TASK DESCRIPTION:
From the entries below, report how many lines contain the string "LIMESTONE". Give only that number.
### EXCERPTED RECORDS
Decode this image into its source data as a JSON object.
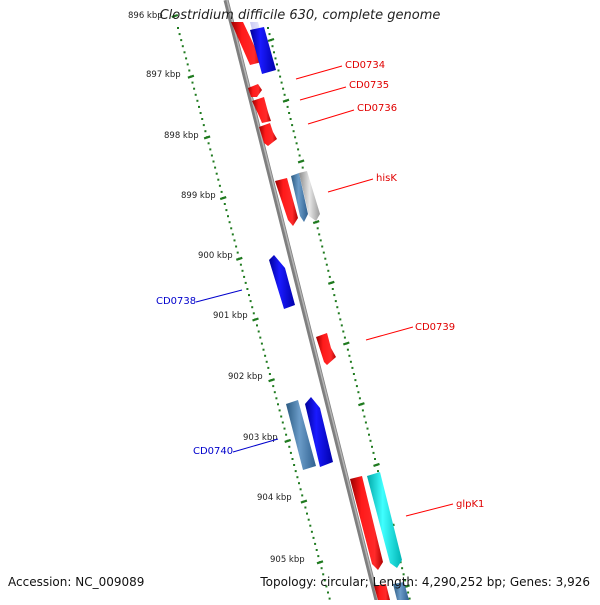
{
  "title": "Clostridium difficile 630, complete genome",
  "footer": {
    "accession": "Accession: NC_009089",
    "topology": "Topology: circular; Length: 4,290,252 bp; Genes: 3,926"
  },
  "colors": {
    "backbone": "#8a8a8a",
    "ticks": "#1f7a1f",
    "forward_gene": "#ff0000",
    "reverse_gene": "#0000ee",
    "steel_gene": "#4a7fae",
    "cyan_gene": "#00e5e5",
    "grey_gene": "#b8b8b8"
  },
  "kbp_labels": [
    "896 kbp",
    "897 kbp",
    "898 kbp",
    "899 kbp",
    "900 kbp",
    "901 kbp",
    "902 kbp",
    "903 kbp",
    "904 kbp",
    "905 kbp"
  ],
  "gene_labels": [
    {
      "text": "CD0734",
      "strand": "forward"
    },
    {
      "text": "CD0735",
      "strand": "forward"
    },
    {
      "text": "CD0736",
      "strand": "forward"
    },
    {
      "text": "hisK",
      "strand": "forward"
    },
    {
      "text": "CD0738",
      "strand": "reverse"
    },
    {
      "text": "CD0739",
      "strand": "forward"
    },
    {
      "text": "CD0740",
      "strand": "reverse"
    },
    {
      "text": "glpK1",
      "strand": "forward"
    }
  ]
}
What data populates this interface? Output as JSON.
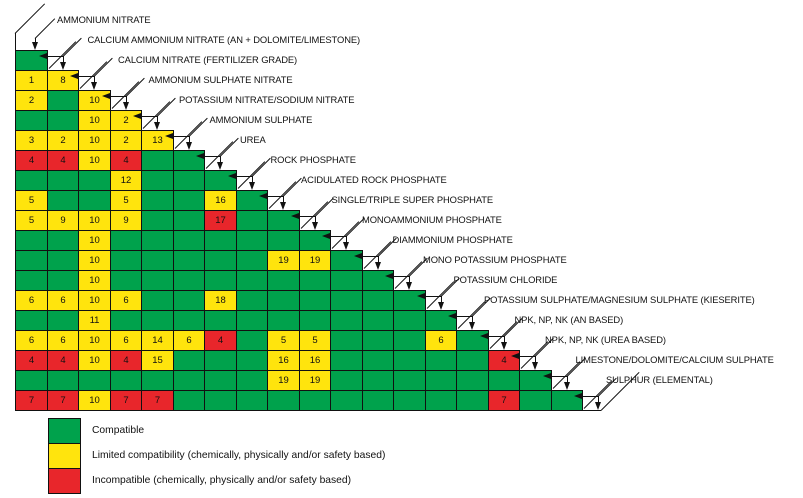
{
  "colors": {
    "G": "#00A24C",
    "Y": "#FFE40D",
    "R": "#E8262B"
  },
  "legend": {
    "items": [
      {
        "code": "G",
        "label": "Compatible"
      },
      {
        "code": "Y",
        "label": "Limited compatibility (chemically, physically and/or safety based)"
      },
      {
        "code": "R",
        "label": "Incompatible (chemically, physically and/or safety based)"
      }
    ]
  },
  "chart_data": {
    "type": "heatmap",
    "title": "Fertilizer blending compatibility matrix (lower triangular)",
    "materials": [
      "AMMONIUM NITRATE",
      "CALCIUM AMMONIUM NITRATE (AN + DOLOMITE/LIMESTONE)",
      "CALCIUM NITRATE (FERTILIZER GRADE)",
      "AMMONIUM SULPHATE NITRATE",
      "POTASSIUM NITRATE/SODIUM NITRATE",
      "AMMONIUM SULPHATE",
      "UREA",
      "ROCK PHOSPHATE",
      "ACIDULATED ROCK PHOSPHATE",
      "SINGLE/TRIPLE SUPER PHOSPHATE",
      "MONOAMMONIUM PHOSPHATE",
      "DIAMMONIUM PHOSPHATE",
      "MONO POTASSIUM PHOSPHATE",
      "POTASSIUM CHLORIDE",
      "POTASSIUM SULPHATE/MAGNESIUM SULPHATE (KIESERITE)",
      "NPK, NP, NK (AN BASED)",
      "NPK, NP, NK (UREA BASED)",
      "LIMESTONE/DOLOMITE/CALCIUM SULPHATE",
      "SULPHUR (ELEMENTAL)"
    ],
    "cell_codes": {
      "G": "Compatible",
      "Y": "Limited compatibility",
      "R": "Incompatible"
    },
    "row_semantics": "rows[i] lists cells for materials[i+1] versus materials[0..i]; numbers in cells are footnote references visible in the chart",
    "rows": [
      [
        "G"
      ],
      [
        "Y:1",
        "Y:8"
      ],
      [
        "Y:2",
        "G",
        "Y:10"
      ],
      [
        "G",
        "G",
        "Y:10",
        "Y:2"
      ],
      [
        "Y:3",
        "Y:2",
        "Y:10",
        "Y:2",
        "Y:13"
      ],
      [
        "R:4",
        "R:4",
        "Y:10",
        "R:4",
        "G",
        "G"
      ],
      [
        "G",
        "G",
        "G",
        "Y:12",
        "G",
        "G",
        "G"
      ],
      [
        "Y:5",
        "G",
        "G",
        "Y:5",
        "G",
        "G",
        "Y:16",
        "G"
      ],
      [
        "Y:5",
        "Y:9",
        "Y:10",
        "Y:9",
        "G",
        "G",
        "R:17",
        "G",
        "G"
      ],
      [
        "G",
        "G",
        "Y:10",
        "G",
        "G",
        "G",
        "G",
        "G",
        "G",
        "G"
      ],
      [
        "G",
        "G",
        "Y:10",
        "G",
        "G",
        "G",
        "G",
        "G",
        "Y:19",
        "Y:19",
        "G"
      ],
      [
        "G",
        "G",
        "Y:10",
        "G",
        "G",
        "G",
        "G",
        "G",
        "G",
        "G",
        "G",
        "G"
      ],
      [
        "Y:6",
        "Y:6",
        "Y:10",
        "Y:6",
        "G",
        "G",
        "Y:18",
        "G",
        "G",
        "G",
        "G",
        "G",
        "G"
      ],
      [
        "G",
        "G",
        "Y:11",
        "G",
        "G",
        "G",
        "G",
        "G",
        "G",
        "G",
        "G",
        "G",
        "G",
        "G"
      ],
      [
        "Y:6",
        "Y:6",
        "Y:10",
        "Y:6",
        "Y:14",
        "Y:6",
        "R:4",
        "G",
        "Y:5",
        "Y:5",
        "G",
        "G",
        "G",
        "Y:6",
        "G"
      ],
      [
        "R:4",
        "R:4",
        "Y:10",
        "R:4",
        "Y:15",
        "G",
        "G",
        "G",
        "Y:16",
        "Y:16",
        "G",
        "G",
        "G",
        "G",
        "G",
        "R:4"
      ],
      [
        "G",
        "G",
        "G",
        "G",
        "G",
        "G",
        "G",
        "G",
        "Y:19",
        "Y:19",
        "G",
        "G",
        "G",
        "G",
        "G",
        "G",
        "G"
      ],
      [
        "R:7",
        "R:7",
        "Y:10",
        "R:7",
        "R:7",
        "G",
        "G",
        "G",
        "G",
        "G",
        "G",
        "G",
        "G",
        "G",
        "G",
        "R:7",
        "G",
        "G"
      ]
    ]
  }
}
######
FINISHED EXERCISE:
2